*Exercise details:*
Reproduce each line from the records that holds "Weekuri".

*Record extracts:*
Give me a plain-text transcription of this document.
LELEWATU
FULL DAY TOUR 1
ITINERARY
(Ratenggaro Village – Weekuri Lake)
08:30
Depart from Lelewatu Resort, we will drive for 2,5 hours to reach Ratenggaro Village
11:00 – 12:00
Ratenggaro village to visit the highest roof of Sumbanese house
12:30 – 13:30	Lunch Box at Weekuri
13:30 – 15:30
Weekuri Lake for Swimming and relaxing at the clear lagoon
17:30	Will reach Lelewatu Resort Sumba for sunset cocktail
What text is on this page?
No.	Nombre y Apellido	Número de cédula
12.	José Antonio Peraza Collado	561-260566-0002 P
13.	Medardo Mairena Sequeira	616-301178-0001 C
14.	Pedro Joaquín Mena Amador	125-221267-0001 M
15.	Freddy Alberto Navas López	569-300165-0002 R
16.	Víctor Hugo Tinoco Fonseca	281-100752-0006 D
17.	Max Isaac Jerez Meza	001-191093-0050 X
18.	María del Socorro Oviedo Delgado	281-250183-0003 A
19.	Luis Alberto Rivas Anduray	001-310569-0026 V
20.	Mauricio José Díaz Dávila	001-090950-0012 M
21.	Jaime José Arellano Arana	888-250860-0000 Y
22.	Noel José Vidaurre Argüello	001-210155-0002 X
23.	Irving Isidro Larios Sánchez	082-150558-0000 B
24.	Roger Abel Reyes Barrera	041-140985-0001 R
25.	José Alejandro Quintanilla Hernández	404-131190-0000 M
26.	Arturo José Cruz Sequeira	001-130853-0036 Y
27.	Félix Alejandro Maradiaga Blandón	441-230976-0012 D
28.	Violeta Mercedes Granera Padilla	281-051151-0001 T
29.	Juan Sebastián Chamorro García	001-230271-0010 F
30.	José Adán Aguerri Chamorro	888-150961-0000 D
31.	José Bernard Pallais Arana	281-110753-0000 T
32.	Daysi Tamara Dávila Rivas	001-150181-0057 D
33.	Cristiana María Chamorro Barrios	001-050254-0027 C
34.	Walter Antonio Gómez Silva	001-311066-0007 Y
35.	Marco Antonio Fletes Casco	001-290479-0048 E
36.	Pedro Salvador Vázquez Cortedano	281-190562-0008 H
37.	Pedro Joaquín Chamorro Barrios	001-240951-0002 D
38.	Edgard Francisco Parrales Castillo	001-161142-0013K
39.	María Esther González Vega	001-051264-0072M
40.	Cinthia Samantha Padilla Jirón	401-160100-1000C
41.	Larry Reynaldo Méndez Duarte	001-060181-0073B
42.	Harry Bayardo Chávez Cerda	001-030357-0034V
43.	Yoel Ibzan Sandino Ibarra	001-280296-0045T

*Task solution:*
(Ratenggaro Village – Weekuri Lake)
12:30 – 13:30	Lunch Box at Weekuri
Weekuri Lake for Swimming and relaxing at the clear lagoon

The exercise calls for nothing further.